> **Written instruction**
Print the entries below in their entirety, exactly as they are written.

> **Record list**

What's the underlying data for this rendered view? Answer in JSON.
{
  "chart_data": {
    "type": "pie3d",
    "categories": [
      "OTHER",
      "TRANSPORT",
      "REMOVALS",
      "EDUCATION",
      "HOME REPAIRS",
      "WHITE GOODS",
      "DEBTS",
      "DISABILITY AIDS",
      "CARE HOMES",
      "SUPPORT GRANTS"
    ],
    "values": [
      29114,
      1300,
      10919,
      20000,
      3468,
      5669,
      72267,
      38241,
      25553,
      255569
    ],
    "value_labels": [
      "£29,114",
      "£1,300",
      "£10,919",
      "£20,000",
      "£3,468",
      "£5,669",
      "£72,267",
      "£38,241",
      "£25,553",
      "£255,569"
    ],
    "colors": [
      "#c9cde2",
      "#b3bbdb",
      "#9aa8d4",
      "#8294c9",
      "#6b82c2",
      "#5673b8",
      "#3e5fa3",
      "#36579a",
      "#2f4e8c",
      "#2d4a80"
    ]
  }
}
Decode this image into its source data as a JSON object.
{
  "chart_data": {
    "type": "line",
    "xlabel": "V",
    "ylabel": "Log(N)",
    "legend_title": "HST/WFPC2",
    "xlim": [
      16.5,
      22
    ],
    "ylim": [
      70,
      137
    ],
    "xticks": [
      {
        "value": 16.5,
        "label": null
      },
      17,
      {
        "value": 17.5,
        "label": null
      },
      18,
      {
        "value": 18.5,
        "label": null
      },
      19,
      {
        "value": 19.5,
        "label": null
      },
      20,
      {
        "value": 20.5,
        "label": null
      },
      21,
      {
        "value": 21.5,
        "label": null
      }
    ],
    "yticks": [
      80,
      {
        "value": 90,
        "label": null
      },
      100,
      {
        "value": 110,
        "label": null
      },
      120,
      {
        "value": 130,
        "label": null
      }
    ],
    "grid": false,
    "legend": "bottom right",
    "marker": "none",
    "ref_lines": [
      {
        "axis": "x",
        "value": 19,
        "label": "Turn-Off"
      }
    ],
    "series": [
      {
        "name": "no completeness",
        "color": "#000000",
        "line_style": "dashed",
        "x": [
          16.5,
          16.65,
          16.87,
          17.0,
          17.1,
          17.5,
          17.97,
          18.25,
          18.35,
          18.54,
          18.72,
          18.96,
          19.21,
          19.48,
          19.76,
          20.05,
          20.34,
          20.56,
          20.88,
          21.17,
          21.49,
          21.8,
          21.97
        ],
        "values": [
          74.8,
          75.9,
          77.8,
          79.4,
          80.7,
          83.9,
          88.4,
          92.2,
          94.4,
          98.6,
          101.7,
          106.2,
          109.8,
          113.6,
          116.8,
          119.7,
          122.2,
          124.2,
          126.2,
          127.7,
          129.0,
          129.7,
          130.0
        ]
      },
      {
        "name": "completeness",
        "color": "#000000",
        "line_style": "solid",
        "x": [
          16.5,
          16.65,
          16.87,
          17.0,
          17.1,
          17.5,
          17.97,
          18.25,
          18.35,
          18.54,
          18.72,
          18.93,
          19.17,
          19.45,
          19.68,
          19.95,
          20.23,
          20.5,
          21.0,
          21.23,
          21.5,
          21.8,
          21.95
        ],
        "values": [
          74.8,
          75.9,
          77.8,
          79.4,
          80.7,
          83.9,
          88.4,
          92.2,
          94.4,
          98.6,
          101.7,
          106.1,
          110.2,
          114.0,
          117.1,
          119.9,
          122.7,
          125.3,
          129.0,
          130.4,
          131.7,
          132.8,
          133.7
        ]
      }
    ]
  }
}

> **The output**
What's the underlying data for this rendered view? Answer in JSON.
{
  "chart_data": {
    "type": "pie3d",
    "categories": [
      "OTHER",
      "TRANSPORT",
      "REMOVALS",
      "EDUCATION",
      "HOME REPAIRS",
      "WHITE GOODS",
      "DEBTS",
      "DISABILITY AIDS",
      "CARE HOMES",
      "SUPPORT GRANTS"
    ],
    "values": [
      29114,
      1300,
      10919,
      20000,
      3468,
      5669,
      72267,
      38241,
      25553,
      255569
    ],
    "value_labels": [
      "£29,114",
      "£1,300",
      "£10,919",
      "£20,000",
      "£3,468",
      "£5,669",
      "£72,267",
      "£38,241",
      "£25,553",
      "£255,569"
    ],
    "colors": [
      "#c9cde2",
      "#b3bbdb",
      "#9aa8d4",
      "#8294c9",
      "#6b82c2",
      "#5673b8",
      "#3e5fa3",
      "#36579a",
      "#2f4e8c",
      "#2d4a80"
    ]
  }
}
Decode this image into its source data as a JSON object.
{
  "chart_data": {
    "type": "line",
    "xlabel": "V",
    "ylabel": "Log(N)",
    "legend_title": "HST/WFPC2",
    "xlim": [
      16.5,
      22
    ],
    "ylim": [
      70,
      137
    ],
    "xticks": [
      {
        "value": 16.5,
        "label": null
      },
      17,
      {
        "value": 17.5,
        "label": null
      },
      18,
      {
        "value": 18.5,
        "label": null
      },
      19,
      {
        "value": 19.5,
        "label": null
      },
      20,
      {
        "value": 20.5,
        "label": null
      },
      21,
      {
        "value": 21.5,
        "label": null
      }
    ],
    "yticks": [
      80,
      {
        "value": 90,
        "label": null
      },
      100,
      {
        "value": 110,
        "label": null
      },
      120,
      {
        "value": 130,
        "label": null
      }
    ],
    "grid": false,
    "legend": "bottom right",
    "marker": "none",
    "ref_lines": [
      {
        "axis": "x",
        "value": 19,
        "label": "Turn-Off"
      }
    ],
    "series": [
      {
        "name": "no completeness",
        "color": "#000000",
        "line_style": "dashed",
        "x": [
          16.5,
          16.65,
          16.87,
          17.0,
          17.1,
          17.5,
          17.97,
          18.25,
          18.35,
          18.54,
          18.72,
          18.96,
          19.21,
          19.48,
          19.76,
          20.05,
          20.34,
          20.56,
          20.88,
          21.17,
          21.49,
          21.8,
          21.97
        ],
        "values": [
          74.8,
          75.9,
          77.8,
          79.4,
          80.7,
          83.9,
          88.4,
          92.2,
          94.4,
          98.6,
          101.7,
          106.2,
          109.8,
          113.6,
          116.8,
          119.7,
          122.2,
          124.2,
          126.2,
          127.7,
          129.0,
          129.7,
          130.0
        ]
      },
      {
        "name": "completeness",
        "color": "#000000",
        "line_style": "solid",
        "x": [
          16.5,
          16.65,
          16.87,
          17.0,
          17.1,
          17.5,
          17.97,
          18.25,
          18.35,
          18.54,
          18.72,
          18.93,
          19.17,
          19.45,
          19.68,
          19.95,
          20.23,
          20.5,
          21.0,
          21.23,
          21.5,
          21.8,
          21.95
        ],
        "values": [
          74.8,
          75.9,
          77.8,
          79.4,
          80.7,
          83.9,
          88.4,
          92.2,
          94.4,
          98.6,
          101.7,
          106.1,
          110.2,
          114.0,
          117.1,
          119.9,
          122.7,
          125.3,
          129.0,
          130.4,
          131.7,
          132.8,
          133.7
        ]
      }
    ]
  }
}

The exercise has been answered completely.